> Records for the exercise:
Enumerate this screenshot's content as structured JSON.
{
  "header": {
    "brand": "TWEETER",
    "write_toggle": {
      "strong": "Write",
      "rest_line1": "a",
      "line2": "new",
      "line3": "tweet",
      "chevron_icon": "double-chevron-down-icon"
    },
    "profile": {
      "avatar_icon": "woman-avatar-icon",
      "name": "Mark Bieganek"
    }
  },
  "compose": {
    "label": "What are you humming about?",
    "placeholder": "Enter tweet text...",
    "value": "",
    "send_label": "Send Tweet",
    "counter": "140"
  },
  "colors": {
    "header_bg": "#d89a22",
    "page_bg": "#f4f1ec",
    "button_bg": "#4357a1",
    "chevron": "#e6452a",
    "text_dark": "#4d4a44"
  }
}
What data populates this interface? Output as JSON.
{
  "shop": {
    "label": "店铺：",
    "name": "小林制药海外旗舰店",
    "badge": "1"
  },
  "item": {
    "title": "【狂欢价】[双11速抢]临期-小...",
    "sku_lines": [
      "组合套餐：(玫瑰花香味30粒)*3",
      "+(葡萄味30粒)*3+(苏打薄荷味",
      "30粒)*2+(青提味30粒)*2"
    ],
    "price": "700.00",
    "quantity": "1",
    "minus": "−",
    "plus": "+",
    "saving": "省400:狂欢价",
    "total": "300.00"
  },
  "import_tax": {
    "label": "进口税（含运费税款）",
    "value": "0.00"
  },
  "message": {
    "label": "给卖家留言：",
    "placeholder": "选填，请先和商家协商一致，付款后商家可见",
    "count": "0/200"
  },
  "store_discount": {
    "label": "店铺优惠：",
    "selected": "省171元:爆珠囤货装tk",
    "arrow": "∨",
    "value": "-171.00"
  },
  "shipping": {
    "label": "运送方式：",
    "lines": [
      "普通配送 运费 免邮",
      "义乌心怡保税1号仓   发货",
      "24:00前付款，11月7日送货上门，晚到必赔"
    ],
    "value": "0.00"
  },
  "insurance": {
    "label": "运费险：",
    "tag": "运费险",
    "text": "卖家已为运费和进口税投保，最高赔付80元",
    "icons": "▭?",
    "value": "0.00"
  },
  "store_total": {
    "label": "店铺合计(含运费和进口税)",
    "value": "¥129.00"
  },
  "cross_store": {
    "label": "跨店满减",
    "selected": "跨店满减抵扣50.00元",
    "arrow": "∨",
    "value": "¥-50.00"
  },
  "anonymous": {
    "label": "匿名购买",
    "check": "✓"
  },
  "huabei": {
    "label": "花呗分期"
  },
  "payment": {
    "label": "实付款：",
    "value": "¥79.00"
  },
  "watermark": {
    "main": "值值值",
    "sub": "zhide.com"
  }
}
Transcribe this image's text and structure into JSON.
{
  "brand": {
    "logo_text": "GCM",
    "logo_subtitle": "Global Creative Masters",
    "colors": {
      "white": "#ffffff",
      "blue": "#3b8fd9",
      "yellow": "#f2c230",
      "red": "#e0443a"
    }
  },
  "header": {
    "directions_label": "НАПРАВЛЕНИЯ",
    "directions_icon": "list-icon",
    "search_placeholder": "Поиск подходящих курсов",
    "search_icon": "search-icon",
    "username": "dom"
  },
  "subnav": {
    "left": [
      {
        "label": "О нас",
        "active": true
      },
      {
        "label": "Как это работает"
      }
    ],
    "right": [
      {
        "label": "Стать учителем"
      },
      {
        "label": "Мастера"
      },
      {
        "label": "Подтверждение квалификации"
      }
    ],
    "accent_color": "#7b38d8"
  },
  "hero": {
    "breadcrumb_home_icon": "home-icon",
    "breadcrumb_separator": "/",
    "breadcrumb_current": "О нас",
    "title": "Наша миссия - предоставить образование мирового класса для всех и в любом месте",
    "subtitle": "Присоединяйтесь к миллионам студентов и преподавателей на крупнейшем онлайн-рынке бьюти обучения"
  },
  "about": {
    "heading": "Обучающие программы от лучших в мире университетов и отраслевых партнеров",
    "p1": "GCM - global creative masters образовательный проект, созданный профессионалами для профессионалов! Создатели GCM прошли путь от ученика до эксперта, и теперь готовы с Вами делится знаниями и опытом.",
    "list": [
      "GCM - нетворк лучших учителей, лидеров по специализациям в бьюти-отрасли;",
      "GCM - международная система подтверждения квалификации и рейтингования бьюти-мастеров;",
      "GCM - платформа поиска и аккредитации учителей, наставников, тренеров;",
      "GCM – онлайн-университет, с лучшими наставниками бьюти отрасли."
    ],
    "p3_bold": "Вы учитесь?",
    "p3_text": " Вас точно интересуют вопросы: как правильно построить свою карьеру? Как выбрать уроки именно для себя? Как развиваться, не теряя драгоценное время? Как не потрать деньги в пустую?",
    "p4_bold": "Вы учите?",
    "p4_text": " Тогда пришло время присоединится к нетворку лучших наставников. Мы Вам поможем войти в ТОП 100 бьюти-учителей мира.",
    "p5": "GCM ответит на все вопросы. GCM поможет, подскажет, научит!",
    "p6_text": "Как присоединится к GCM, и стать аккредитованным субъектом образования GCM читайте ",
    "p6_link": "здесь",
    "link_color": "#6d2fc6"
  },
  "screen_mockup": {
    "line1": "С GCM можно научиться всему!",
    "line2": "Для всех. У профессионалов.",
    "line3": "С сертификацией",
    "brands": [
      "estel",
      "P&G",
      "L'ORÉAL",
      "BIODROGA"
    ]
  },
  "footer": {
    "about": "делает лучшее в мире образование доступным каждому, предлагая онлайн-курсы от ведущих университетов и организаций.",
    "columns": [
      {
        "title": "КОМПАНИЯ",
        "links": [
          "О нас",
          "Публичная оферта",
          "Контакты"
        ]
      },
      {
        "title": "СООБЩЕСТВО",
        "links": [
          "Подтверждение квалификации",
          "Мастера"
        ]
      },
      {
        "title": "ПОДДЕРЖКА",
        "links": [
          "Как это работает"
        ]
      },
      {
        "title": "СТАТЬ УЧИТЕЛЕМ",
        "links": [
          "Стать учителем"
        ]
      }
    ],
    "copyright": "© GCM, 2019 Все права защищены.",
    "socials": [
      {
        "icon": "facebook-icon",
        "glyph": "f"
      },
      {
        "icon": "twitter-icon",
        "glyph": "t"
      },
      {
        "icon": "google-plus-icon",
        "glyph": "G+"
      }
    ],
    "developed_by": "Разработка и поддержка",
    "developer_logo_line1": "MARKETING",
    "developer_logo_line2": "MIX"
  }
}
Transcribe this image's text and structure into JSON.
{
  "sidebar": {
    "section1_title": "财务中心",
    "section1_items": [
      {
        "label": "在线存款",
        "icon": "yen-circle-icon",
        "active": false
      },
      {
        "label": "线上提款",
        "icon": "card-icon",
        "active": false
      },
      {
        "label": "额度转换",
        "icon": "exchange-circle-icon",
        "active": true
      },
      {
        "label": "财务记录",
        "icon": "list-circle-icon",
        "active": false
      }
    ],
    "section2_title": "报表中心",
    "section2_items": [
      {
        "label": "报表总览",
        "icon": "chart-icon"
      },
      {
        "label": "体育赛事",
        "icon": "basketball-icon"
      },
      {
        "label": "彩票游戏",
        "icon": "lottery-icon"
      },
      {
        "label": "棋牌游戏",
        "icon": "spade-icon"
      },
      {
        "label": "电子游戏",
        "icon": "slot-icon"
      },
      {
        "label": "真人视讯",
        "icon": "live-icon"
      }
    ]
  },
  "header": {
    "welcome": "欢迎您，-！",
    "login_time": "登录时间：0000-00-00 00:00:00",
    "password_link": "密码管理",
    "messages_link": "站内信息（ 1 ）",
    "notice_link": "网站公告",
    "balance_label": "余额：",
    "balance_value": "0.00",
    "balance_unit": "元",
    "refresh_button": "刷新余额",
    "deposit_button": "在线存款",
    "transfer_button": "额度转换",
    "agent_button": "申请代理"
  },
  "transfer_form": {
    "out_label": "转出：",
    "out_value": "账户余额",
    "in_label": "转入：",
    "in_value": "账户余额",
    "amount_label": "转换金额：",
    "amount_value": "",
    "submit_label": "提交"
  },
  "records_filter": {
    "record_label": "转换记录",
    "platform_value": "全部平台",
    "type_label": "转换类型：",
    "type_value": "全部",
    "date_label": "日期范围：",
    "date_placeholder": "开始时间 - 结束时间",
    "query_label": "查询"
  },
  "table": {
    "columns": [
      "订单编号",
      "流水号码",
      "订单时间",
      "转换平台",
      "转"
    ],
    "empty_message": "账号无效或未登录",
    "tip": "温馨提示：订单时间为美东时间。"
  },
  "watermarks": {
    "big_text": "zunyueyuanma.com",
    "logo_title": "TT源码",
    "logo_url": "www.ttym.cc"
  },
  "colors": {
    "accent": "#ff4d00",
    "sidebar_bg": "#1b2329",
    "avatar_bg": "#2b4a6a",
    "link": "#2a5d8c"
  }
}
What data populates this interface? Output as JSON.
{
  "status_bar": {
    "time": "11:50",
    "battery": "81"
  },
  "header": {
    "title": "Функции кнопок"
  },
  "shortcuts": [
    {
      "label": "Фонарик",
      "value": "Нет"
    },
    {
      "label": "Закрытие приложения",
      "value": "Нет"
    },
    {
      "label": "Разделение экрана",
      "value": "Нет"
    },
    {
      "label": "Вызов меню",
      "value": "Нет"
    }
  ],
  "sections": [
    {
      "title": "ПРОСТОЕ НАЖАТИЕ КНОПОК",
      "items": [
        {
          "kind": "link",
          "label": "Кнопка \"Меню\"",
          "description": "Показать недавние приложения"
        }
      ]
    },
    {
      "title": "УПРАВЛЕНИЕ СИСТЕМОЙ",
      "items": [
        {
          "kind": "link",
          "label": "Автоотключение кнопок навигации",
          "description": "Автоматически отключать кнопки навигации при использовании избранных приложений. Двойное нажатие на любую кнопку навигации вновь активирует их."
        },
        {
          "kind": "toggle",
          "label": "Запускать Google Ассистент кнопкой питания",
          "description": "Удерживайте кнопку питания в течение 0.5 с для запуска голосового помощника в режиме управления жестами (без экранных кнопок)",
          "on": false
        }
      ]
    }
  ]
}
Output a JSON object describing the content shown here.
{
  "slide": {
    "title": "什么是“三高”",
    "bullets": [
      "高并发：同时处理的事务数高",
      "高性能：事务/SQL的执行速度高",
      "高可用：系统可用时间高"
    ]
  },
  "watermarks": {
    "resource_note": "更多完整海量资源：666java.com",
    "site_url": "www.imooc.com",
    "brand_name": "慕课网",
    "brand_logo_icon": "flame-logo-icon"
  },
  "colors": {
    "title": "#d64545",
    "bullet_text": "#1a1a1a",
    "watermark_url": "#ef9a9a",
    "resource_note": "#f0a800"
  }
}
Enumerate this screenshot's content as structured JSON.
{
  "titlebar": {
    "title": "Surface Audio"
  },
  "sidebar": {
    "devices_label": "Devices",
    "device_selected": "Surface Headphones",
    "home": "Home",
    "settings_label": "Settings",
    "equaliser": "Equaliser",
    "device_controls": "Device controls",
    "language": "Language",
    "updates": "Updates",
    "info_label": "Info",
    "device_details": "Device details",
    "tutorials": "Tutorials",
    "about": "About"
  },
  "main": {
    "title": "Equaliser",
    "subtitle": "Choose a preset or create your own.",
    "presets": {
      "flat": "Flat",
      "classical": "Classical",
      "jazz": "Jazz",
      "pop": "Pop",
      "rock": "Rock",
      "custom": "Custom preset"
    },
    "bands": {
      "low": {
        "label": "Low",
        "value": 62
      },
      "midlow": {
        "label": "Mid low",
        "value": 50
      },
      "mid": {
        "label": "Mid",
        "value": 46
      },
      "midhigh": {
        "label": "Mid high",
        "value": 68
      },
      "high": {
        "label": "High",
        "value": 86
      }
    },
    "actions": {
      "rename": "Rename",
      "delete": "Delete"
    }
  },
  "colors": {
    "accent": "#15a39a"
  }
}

> Problem description: Find every line in the records above that contains the word "Equaliser", and copy each one.

> Correct output:
    "equaliser": "Equaliser",
    "title": "Equaliser",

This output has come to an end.